• _THE TASK_
Reproduce all entries word for word.

(Part of a data file)
-=-=-=-=-

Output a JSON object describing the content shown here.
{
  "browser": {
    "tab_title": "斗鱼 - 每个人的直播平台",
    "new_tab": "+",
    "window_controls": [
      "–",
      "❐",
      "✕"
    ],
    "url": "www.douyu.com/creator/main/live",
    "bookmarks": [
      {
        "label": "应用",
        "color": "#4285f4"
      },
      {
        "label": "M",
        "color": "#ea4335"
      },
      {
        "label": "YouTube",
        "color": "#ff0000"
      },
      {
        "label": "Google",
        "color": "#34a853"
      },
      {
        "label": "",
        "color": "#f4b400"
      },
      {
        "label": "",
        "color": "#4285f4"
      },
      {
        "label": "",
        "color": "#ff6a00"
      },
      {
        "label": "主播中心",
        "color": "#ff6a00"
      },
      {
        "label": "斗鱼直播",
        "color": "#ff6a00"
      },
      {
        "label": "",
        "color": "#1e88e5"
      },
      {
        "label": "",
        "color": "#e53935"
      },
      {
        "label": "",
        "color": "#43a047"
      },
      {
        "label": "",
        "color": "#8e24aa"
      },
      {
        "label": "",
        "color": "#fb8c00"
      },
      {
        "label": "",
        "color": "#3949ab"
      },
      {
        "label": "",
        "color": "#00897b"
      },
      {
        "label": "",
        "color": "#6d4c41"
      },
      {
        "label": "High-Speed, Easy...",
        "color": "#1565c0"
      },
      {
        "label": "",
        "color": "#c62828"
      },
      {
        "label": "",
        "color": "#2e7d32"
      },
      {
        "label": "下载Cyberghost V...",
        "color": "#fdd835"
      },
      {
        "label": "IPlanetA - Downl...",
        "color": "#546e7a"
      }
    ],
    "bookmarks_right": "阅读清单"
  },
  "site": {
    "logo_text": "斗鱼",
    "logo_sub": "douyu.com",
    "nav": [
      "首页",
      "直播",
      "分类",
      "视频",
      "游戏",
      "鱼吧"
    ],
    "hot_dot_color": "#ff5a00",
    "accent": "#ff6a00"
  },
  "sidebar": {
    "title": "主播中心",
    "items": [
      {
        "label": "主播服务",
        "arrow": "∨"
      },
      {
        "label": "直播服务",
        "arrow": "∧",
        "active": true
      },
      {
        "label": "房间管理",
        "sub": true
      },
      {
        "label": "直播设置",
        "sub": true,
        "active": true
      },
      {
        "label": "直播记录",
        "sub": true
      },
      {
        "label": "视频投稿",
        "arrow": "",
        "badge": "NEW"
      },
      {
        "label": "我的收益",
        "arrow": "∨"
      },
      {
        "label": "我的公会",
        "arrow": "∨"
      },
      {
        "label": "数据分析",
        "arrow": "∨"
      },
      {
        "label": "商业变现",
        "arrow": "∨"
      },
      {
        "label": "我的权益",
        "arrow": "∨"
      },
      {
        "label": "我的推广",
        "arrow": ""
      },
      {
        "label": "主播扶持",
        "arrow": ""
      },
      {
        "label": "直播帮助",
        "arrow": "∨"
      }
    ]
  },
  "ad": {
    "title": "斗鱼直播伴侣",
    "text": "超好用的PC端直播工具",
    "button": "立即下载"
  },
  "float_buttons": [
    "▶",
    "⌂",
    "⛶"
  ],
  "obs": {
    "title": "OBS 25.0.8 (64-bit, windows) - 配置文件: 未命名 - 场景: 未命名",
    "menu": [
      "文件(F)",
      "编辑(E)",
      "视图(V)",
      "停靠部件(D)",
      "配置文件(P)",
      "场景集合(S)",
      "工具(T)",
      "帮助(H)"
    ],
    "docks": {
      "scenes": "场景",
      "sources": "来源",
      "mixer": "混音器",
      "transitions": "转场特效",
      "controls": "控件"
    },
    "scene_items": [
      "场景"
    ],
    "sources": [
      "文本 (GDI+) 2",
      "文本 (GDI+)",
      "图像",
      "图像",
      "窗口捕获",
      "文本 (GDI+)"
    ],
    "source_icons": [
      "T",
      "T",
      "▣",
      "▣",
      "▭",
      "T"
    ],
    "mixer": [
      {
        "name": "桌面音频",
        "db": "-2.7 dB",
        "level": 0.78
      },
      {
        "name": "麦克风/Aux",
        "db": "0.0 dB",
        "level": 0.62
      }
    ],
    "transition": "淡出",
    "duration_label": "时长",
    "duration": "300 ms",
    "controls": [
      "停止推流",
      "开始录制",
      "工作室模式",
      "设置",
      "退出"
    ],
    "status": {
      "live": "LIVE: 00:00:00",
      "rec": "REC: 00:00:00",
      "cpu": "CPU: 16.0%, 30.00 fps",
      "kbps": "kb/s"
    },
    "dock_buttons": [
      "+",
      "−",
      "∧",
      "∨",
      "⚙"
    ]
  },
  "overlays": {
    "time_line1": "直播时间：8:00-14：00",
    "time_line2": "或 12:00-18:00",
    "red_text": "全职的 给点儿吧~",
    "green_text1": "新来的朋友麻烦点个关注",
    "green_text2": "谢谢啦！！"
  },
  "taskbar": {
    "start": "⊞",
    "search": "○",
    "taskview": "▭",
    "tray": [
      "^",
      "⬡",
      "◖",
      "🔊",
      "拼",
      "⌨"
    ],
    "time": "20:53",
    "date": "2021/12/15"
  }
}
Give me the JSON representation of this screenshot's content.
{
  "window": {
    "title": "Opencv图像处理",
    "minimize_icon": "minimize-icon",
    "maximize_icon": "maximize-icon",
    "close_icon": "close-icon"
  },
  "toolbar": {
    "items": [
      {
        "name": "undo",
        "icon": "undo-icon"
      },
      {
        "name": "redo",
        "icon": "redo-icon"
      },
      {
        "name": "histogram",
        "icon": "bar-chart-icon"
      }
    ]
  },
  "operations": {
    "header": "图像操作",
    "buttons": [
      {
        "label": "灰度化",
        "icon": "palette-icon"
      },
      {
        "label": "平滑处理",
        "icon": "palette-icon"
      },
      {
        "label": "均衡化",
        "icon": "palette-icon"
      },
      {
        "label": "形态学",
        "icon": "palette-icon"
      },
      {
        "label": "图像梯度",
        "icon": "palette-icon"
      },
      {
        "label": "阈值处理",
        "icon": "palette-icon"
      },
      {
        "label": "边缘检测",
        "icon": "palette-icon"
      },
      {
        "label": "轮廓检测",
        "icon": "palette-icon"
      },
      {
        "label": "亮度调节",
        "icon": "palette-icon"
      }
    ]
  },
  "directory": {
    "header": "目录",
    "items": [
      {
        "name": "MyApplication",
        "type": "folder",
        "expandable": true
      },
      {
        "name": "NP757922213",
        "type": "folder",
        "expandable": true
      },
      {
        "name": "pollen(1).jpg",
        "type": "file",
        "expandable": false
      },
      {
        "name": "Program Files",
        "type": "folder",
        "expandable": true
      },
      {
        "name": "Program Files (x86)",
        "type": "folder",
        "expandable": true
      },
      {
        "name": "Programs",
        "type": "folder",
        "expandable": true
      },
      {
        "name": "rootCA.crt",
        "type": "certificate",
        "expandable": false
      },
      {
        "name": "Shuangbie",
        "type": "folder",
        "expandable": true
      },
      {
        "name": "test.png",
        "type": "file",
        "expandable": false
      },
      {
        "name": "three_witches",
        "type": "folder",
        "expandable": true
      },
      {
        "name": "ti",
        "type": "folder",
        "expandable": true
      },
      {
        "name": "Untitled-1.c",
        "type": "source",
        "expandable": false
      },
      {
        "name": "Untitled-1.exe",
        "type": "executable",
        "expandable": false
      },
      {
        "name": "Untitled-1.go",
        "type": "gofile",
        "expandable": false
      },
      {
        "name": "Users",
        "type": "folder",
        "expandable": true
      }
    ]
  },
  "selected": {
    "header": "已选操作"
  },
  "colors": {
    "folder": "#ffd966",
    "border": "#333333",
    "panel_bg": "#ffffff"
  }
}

-=-=-=-=-

• _WRITTEN SOLUTION_
Output a JSON object describing the content shown here.
{
  "browser": {
    "tab_title": "斗鱼 - 每个人的直播平台",
    "new_tab": "+",
    "window_controls": [
      "–",
      "❐",
      "✕"
    ],
    "url": "www.douyu.com/creator/main/live",
    "bookmarks": [
      {
        "label": "应用",
        "color": "#4285f4"
      },
      {
        "label": "M",
        "color": "#ea4335"
      },
      {
        "label": "YouTube",
        "color": "#ff0000"
      },
      {
        "label": "Google",
        "color": "#34a853"
      },
      {
        "label": "",
        "color": "#f4b400"
      },
      {
        "label": "",
        "color": "#4285f4"
      },
      {
        "label": "",
        "color": "#ff6a00"
      },
      {
        "label": "主播中心",
        "color": "#ff6a00"
      },
      {
        "label": "斗鱼直播",
        "color": "#ff6a00"
      },
      {
        "label": "",
        "color": "#1e88e5"
      },
      {
        "label": "",
        "color": "#e53935"
      },
      {
        "label": "",
        "color": "#43a047"
      },
      {
        "label": "",
        "color": "#8e24aa"
      },
      {
        "label": "",
        "color": "#fb8c00"
      },
      {
        "label": "",
        "color": "#3949ab"
      },
      {
        "label": "",
        "color": "#00897b"
      },
      {
        "label": "",
        "color": "#6d4c41"
      },
      {
        "label": "High-Speed, Easy...",
        "color": "#1565c0"
      },
      {
        "label": "",
        "color": "#c62828"
      },
      {
        "label": "",
        "color": "#2e7d32"
      },
      {
        "label": "下载Cyberghost V...",
        "color": "#fdd835"
      },
      {
        "label": "IPlanetA - Downl...",
        "color": "#546e7a"
      }
    ],
    "bookmarks_right": "阅读清单"
  },
  "site": {
    "logo_text": "斗鱼",
    "logo_sub": "douyu.com",
    "nav": [
      "首页",
      "直播",
      "分类",
      "视频",
      "游戏",
      "鱼吧"
    ],
    "hot_dot_color": "#ff5a00",
    "accent": "#ff6a00"
  },
  "sidebar": {
    "title": "主播中心",
    "items": [
      {
        "label": "主播服务",
        "arrow": "∨"
      },
      {
        "label": "直播服务",
        "arrow": "∧",
        "active": true
      },
      {
        "label": "房间管理",
        "sub": true
      },
      {
        "label": "直播设置",
        "sub": true,
        "active": true
      },
      {
        "label": "直播记录",
        "sub": true
      },
      {
        "label": "视频投稿",
        "arrow": "",
        "badge": "NEW"
      },
      {
        "label": "我的收益",
        "arrow": "∨"
      },
      {
        "label": "我的公会",
        "arrow": "∨"
      },
      {
        "label": "数据分析",
        "arrow": "∨"
      },
      {
        "label": "商业变现",
        "arrow": "∨"
      },
      {
        "label": "我的权益",
        "arrow": "∨"
      },
      {
        "label": "我的推广",
        "arrow": ""
      },
      {
        "label": "主播扶持",
        "arrow": ""
      },
      {
        "label": "直播帮助",
        "arrow": "∨"
      }
    ]
  },
  "ad": {
    "title": "斗鱼直播伴侣",
    "text": "超好用的PC端直播工具",
    "button": "立即下载"
  },
  "float_buttons": [
    "▶",
    "⌂",
    "⛶"
  ],
  "obs": {
    "title": "OBS 25.0.8 (64-bit, windows) - 配置文件: 未命名 - 场景: 未命名",
    "menu": [
      "文件(F)",
      "编辑(E)",
      "视图(V)",
      "停靠部件(D)",
      "配置文件(P)",
      "场景集合(S)",
      "工具(T)",
      "帮助(H)"
    ],
    "docks": {
      "scenes": "场景",
      "sources": "来源",
      "mixer": "混音器",
      "transitions": "转场特效",
      "controls": "控件"
    },
    "scene_items": [
      "场景"
    ],
    "sources": [
      "文本 (GDI+) 2",
      "文本 (GDI+)",
      "图像",
      "图像",
      "窗口捕获",
      "文本 (GDI+)"
    ],
    "source_icons": [
      "T",
      "T",
      "▣",
      "▣",
      "▭",
      "T"
    ],
    "mixer": [
      {
        "name": "桌面音频",
        "db": "-2.7 dB",
        "level": 0.78
      },
      {
        "name": "麦克风/Aux",
        "db": "0.0 dB",
        "level": 0.62
      }
    ],
    "transition": "淡出",
    "duration_label": "时长",
    "duration": "300 ms",
    "controls": [
      "停止推流",
      "开始录制",
      "工作室模式",
      "设置",
      "退出"
    ],
    "status": {
      "live": "LIVE: 00:00:00",
      "rec": "REC: 00:00:00",
      "cpu": "CPU: 16.0%, 30.00 fps",
      "kbps": "kb/s"
    },
    "dock_buttons": [
      "+",
      "−",
      "∧",
      "∨",
      "⚙"
    ]
  },
  "overlays": {
    "time_line1": "直播时间：8:00-14：00",
    "time_line2": "或 12:00-18:00",
    "red_text": "全职的 给点儿吧~",
    "green_text1": "新来的朋友麻烦点个关注",
    "green_text2": "谢谢啦！！"
  },
  "taskbar": {
    "start": "⊞",
    "search": "○",
    "taskview": "▭",
    "tray": [
      "^",
      "⬡",
      "◖",
      "🔊",
      "拼",
      "⌨"
    ],
    "time": "20:53",
    "date": "2021/12/15"
  }
}
Give me the JSON representation of this screenshot's content.
{
  "window": {
    "title": "Opencv图像处理",
    "minimize_icon": "minimize-icon",
    "maximize_icon": "maximize-icon",
    "close_icon": "close-icon"
  },
  "toolbar": {
    "items": [
      {
        "name": "undo",
        "icon": "undo-icon"
      },
      {
        "name": "redo",
        "icon": "redo-icon"
      },
      {
        "name": "histogram",
        "icon": "bar-chart-icon"
      }
    ]
  },
  "operations": {
    "header": "图像操作",
    "buttons": [
      {
        "label": "灰度化",
        "icon": "palette-icon"
      },
      {
        "label": "平滑处理",
        "icon": "palette-icon"
      },
      {
        "label": "均衡化",
        "icon": "palette-icon"
      },
      {
        "label": "形态学",
        "icon": "palette-icon"
      },
      {
        "label": "图像梯度",
        "icon": "palette-icon"
      },
      {
        "label": "阈值处理",
        "icon": "palette-icon"
      },
      {
        "label": "边缘检测",
        "icon": "palette-icon"
      },
      {
        "label": "轮廓检测",
        "icon": "palette-icon"
      },
      {
        "label": "亮度调节",
        "icon": "palette-icon"
      }
    ]
  },
  "directory": {
    "header": "目录",
    "items": [
      {
        "name": "MyApplication",
        "type": "folder",
        "expandable": true
      },
      {
        "name": "NP757922213",
        "type": "folder",
        "expandable": true
      },
      {
        "name": "pollen(1).jpg",
        "type": "file",
        "expandable": false
      },
      {
        "name": "Program Files",
        "type": "folder",
        "expandable": true
      },
      {
        "name": "Program Files (x86)",
        "type": "folder",
        "expandable": true
      },
      {
        "name": "Programs",
        "type": "folder",
        "expandable": true
      },
      {
        "name": "rootCA.crt",
        "type": "certificate",
        "expandable": false
      },
      {
        "name": "Shuangbie",
        "type": "folder",
        "expandable": true
      },
      {
        "name": "test.png",
        "type": "file",
        "expandable": false
      },
      {
        "name": "three_witches",
        "type": "folder",
        "expandable": true
      },
      {
        "name": "ti",
        "type": "folder",
        "expandable": true
      },
      {
        "name": "Untitled-1.c",
        "type": "source",
        "expandable": false
      },
      {
        "name": "Untitled-1.exe",
        "type": "executable",
        "expandable": false
      },
      {
        "name": "Untitled-1.go",
        "type": "gofile",
        "expandable": false
      },
      {
        "name": "Users",
        "type": "folder",
        "expandable": true
      }
    ]
  },
  "selected": {
    "header": "已选操作"
  },
  "colors": {
    "folder": "#ffd966",
    "border": "#333333",
    "panel_bg": "#ffffff"
  }
}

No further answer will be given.